YOUR OBJECTIVE — Reproduce the data exactly.

INFORMATION PROVIDED —
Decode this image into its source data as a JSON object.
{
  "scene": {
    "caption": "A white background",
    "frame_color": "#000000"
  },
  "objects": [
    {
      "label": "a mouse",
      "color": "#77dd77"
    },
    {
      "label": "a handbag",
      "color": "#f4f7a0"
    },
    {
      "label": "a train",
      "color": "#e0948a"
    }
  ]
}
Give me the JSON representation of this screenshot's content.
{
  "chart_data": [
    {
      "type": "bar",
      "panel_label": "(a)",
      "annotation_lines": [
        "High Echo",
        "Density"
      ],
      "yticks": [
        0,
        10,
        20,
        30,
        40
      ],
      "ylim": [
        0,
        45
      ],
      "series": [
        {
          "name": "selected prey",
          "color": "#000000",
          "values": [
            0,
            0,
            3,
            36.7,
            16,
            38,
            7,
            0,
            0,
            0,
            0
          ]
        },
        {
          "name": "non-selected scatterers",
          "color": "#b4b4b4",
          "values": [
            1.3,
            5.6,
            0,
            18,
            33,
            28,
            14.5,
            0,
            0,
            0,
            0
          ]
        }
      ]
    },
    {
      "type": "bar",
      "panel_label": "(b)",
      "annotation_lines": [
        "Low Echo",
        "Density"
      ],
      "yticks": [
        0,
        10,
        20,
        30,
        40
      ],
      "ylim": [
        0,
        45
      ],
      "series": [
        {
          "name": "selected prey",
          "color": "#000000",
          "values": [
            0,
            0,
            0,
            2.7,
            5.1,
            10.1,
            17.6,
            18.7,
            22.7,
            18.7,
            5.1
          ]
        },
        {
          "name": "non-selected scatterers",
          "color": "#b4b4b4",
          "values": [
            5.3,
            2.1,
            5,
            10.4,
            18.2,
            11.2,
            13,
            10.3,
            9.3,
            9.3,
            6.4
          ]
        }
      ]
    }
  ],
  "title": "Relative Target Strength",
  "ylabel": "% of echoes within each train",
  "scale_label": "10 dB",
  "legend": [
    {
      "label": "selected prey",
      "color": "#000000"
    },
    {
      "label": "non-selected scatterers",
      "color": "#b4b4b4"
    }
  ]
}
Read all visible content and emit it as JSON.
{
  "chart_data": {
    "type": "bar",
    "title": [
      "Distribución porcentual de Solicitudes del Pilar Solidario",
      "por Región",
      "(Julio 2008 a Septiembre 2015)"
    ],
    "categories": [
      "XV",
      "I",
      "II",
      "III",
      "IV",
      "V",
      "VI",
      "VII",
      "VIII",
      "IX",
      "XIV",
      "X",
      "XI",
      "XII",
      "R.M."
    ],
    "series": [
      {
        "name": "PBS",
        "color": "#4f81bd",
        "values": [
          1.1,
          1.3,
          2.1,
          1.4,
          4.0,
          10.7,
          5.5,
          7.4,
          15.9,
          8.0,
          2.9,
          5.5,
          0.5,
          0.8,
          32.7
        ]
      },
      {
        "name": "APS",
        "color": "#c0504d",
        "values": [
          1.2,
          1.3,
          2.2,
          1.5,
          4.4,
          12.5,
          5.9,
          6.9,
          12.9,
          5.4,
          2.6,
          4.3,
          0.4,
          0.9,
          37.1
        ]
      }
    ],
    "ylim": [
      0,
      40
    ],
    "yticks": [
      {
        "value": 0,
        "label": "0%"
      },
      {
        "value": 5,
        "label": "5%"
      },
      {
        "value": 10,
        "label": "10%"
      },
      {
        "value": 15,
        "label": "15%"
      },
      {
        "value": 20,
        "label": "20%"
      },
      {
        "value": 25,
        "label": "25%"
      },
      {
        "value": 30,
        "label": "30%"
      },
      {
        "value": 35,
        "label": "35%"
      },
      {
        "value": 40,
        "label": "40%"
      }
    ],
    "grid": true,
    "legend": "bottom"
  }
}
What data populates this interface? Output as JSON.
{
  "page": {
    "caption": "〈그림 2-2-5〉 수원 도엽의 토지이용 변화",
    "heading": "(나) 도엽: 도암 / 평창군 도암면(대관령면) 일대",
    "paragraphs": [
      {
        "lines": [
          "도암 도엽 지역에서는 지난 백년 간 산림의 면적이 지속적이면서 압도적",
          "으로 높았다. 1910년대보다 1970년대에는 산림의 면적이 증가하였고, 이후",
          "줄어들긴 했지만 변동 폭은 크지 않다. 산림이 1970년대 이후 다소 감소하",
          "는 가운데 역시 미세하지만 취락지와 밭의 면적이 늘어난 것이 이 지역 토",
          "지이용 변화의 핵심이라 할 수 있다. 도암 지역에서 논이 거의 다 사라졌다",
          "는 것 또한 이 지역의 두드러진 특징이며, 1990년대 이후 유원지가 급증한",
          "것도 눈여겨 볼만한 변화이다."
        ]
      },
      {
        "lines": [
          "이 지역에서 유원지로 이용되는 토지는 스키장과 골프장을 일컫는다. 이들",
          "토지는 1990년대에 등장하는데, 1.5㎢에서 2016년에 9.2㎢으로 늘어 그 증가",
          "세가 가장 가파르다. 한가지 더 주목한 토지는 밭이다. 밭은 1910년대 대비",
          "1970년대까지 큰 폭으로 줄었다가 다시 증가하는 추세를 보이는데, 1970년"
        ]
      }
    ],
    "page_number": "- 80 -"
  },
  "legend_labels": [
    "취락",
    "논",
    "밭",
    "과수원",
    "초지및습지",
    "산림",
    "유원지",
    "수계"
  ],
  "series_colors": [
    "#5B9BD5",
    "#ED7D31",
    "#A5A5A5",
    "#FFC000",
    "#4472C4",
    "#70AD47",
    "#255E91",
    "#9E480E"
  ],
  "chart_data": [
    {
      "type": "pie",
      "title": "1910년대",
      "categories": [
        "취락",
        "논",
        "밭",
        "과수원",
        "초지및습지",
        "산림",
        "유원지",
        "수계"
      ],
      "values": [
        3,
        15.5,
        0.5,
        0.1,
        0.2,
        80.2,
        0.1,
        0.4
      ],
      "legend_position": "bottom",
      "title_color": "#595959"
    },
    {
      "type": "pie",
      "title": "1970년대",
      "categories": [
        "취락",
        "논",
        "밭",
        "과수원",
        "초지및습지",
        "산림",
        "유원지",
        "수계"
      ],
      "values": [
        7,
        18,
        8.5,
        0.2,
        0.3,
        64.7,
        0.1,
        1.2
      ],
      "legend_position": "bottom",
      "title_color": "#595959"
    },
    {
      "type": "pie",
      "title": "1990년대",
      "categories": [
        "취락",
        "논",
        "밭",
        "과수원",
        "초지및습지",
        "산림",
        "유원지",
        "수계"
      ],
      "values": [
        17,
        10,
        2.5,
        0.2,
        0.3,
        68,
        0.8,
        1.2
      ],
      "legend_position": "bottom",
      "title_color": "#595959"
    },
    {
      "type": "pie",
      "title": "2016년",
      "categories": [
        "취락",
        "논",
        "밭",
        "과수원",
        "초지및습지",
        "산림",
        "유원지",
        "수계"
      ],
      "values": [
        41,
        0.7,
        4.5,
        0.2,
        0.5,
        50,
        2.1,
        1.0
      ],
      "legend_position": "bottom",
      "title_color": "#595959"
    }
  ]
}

RESULT FOR THIS TASK —
Decode this image into its source data as a JSON object.
{
  "scene": {
    "caption": "A white background",
    "frame_color": "#000000"
  },
  "objects": [
    {
      "label": "a mouse",
      "color": "#77dd77"
    },
    {
      "label": "a handbag",
      "color": "#f4f7a0"
    },
    {
      "label": "a train",
      "color": "#e0948a"
    }
  ]
}
Give me the JSON representation of this screenshot's content.
{
  "chart_data": [
    {
      "type": "bar",
      "panel_label": "(a)",
      "annotation_lines": [
        "High Echo",
        "Density"
      ],
      "yticks": [
        0,
        10,
        20,
        30,
        40
      ],
      "ylim": [
        0,
        45
      ],
      "series": [
        {
          "name": "selected prey",
          "color": "#000000",
          "values": [
            0,
            0,
            3,
            36.7,
            16,
            38,
            7,
            0,
            0,
            0,
            0
          ]
        },
        {
          "name": "non-selected scatterers",
          "color": "#b4b4b4",
          "values": [
            1.3,
            5.6,
            0,
            18,
            33,
            28,
            14.5,
            0,
            0,
            0,
            0
          ]
        }
      ]
    },
    {
      "type": "bar",
      "panel_label": "(b)",
      "annotation_lines": [
        "Low Echo",
        "Density"
      ],
      "yticks": [
        0,
        10,
        20,
        30,
        40
      ],
      "ylim": [
        0,
        45
      ],
      "series": [
        {
          "name": "selected prey",
          "color": "#000000",
          "values": [
            0,
            0,
            0,
            2.7,
            5.1,
            10.1,
            17.6,
            18.7,
            22.7,
            18.7,
            5.1
          ]
        },
        {
          "name": "non-selected scatterers",
          "color": "#b4b4b4",
          "values": [
            5.3,
            2.1,
            5,
            10.4,
            18.2,
            11.2,
            13,
            10.3,
            9.3,
            9.3,
            6.4
          ]
        }
      ]
    }
  ],
  "title": "Relative Target Strength",
  "ylabel": "% of echoes within each train",
  "scale_label": "10 dB",
  "legend": [
    {
      "label": "selected prey",
      "color": "#000000"
    },
    {
      "label": "non-selected scatterers",
      "color": "#b4b4b4"
    }
  ]
}
Read all visible content and emit it as JSON.
{
  "chart_data": {
    "type": "bar",
    "title": [
      "Distribución porcentual de Solicitudes del Pilar Solidario",
      "por Región",
      "(Julio 2008 a Septiembre 2015)"
    ],
    "categories": [
      "XV",
      "I",
      "II",
      "III",
      "IV",
      "V",
      "VI",
      "VII",
      "VIII",
      "IX",
      "XIV",
      "X",
      "XI",
      "XII",
      "R.M."
    ],
    "series": [
      {
        "name": "PBS",
        "color": "#4f81bd",
        "values": [
          1.1,
          1.3,
          2.1,
          1.4,
          4.0,
          10.7,
          5.5,
          7.4,
          15.9,
          8.0,
          2.9,
          5.5,
          0.5,
          0.8,
          32.7
        ]
      },
      {
        "name": "APS",
        "color": "#c0504d",
        "values": [
          1.2,
          1.3,
          2.2,
          1.5,
          4.4,
          12.5,
          5.9,
          6.9,
          12.9,
          5.4,
          2.6,
          4.3,
          0.4,
          0.9,
          37.1
        ]
      }
    ],
    "ylim": [
      0,
      40
    ],
    "yticks": [
      {
        "value": 0,
        "label": "0%"
      },
      {
        "value": 5,
        "label": "5%"
      },
      {
        "value": 10,
        "label": "10%"
      },
      {
        "value": 15,
        "label": "15%"
      },
      {
        "value": 20,
        "label": "20%"
      },
      {
        "value": 25,
        "label": "25%"
      },
      {
        "value": 30,
        "label": "30%"
      },
      {
        "value": 35,
        "label": "35%"
      },
      {
        "value": 40,
        "label": "40%"
      }
    ],
    "grid": true,
    "legend": "bottom"
  }
}
What data populates this interface? Output as JSON.
{
  "page": {
    "caption": "〈그림 2-2-5〉 수원 도엽의 토지이용 변화",
    "heading": "(나) 도엽: 도암 / 평창군 도암면(대관령면) 일대",
    "paragraphs": [
      {
        "lines": [
          "도암 도엽 지역에서는 지난 백년 간 산림의 면적이 지속적이면서 압도적",
          "으로 높았다. 1910년대보다 1970년대에는 산림의 면적이 증가하였고, 이후",
          "줄어들긴 했지만 변동 폭은 크지 않다. 산림이 1970년대 이후 다소 감소하",
          "는 가운데 역시 미세하지만 취락지와 밭의 면적이 늘어난 것이 이 지역 토",
          "지이용 변화의 핵심이라 할 수 있다. 도암 지역에서 논이 거의 다 사라졌다",
          "는 것 또한 이 지역의 두드러진 특징이며, 1990년대 이후 유원지가 급증한",
          "것도 눈여겨 볼만한 변화이다."
        ]
      },
      {
        "lines": [
          "이 지역에서 유원지로 이용되는 토지는 스키장과 골프장을 일컫는다. 이들",
          "토지는 1990년대에 등장하는데, 1.5㎢에서 2016년에 9.2㎢으로 늘어 그 증가",
          "세가 가장 가파르다. 한가지 더 주목한 토지는 밭이다. 밭은 1910년대 대비",
          "1970년대까지 큰 폭으로 줄었다가 다시 증가하는 추세를 보이는데, 1970년"
        ]
      }
    ],
    "page_number": "- 80 -"
  },
  "legend_labels": [
    "취락",
    "논",
    "밭",
    "과수원",
    "초지및습지",
    "산림",
    "유원지",
    "수계"
  ],
  "series_colors": [
    "#5B9BD5",
    "#ED7D31",
    "#A5A5A5",
    "#FFC000",
    "#4472C4",
    "#70AD47",
    "#255E91",
    "#9E480E"
  ],
  "chart_data": [
    {
      "type": "pie",
      "title": "1910년대",
      "categories": [
        "취락",
        "논",
        "밭",
        "과수원",
        "초지및습지",
        "산림",
        "유원지",
        "수계"
      ],
      "values": [
        3,
        15.5,
        0.5,
        0.1,
        0.2,
        80.2,
        0.1,
        0.4
      ],
      "legend_position": "bottom",
      "title_color": "#595959"
    },
    {
      "type": "pie",
      "title": "1970년대",
      "categories": [
        "취락",
        "논",
        "밭",
        "과수원",
        "초지및습지",
        "산림",
        "유원지",
        "수계"
      ],
      "values": [
        7,
        18,
        8.5,
        0.2,
        0.3,
        64.7,
        0.1,
        1.2
      ],
      "legend_position": "bottom",
      "title_color": "#595959"
    },
    {
      "type": "pie",
      "title": "1990년대",
      "categories": [
        "취락",
        "논",
        "밭",
        "과수원",
        "초지및습지",
        "산림",
        "유원지",
        "수계"
      ],
      "values": [
        17,
        10,
        2.5,
        0.2,
        0.3,
        68,
        0.8,
        1.2
      ],
      "legend_position": "bottom",
      "title_color": "#595959"
    },
    {
      "type": "pie",
      "title": "2016년",
      "categories": [
        "취락",
        "논",
        "밭",
        "과수원",
        "초지및습지",
        "산림",
        "유원지",
        "수계"
      ],
      "values": [
        41,
        0.7,
        4.5,
        0.2,
        0.5,
        50,
        2.1,
        1.0
      ],
      "legend_position": "bottom",
      "title_color": "#595959"
    }
  ]
}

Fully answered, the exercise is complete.